━━ DATA SHOWN
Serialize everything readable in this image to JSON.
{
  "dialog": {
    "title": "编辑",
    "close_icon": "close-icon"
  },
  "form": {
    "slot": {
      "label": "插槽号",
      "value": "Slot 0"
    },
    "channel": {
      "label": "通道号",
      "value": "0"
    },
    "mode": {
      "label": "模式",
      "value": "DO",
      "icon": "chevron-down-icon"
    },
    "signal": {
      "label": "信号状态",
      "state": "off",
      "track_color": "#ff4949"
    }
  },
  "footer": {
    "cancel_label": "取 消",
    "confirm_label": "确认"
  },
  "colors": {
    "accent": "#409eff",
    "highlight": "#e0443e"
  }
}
━━━━
◆ GIVEN REQUEST:
Transcribe every record above exactly as it appears.

◆ THE ANSWER:
Serialize everything readable in this image to JSON.
{
  "dialog": {
    "title": "编辑",
    "close_icon": "close-icon"
  },
  "form": {
    "slot": {
      "label": "插槽号",
      "value": "Slot 0"
    },
    "channel": {
      "label": "通道号",
      "value": "0"
    },
    "mode": {
      "label": "模式",
      "value": "DO",
      "icon": "chevron-down-icon"
    },
    "signal": {
      "label": "信号状态",
      "state": "off",
      "track_color": "#ff4949"
    }
  },
  "footer": {
    "cancel_label": "取 消",
    "confirm_label": "确认"
  },
  "colors": {
    "accent": "#409eff",
    "highlight": "#e0443e"
  }
}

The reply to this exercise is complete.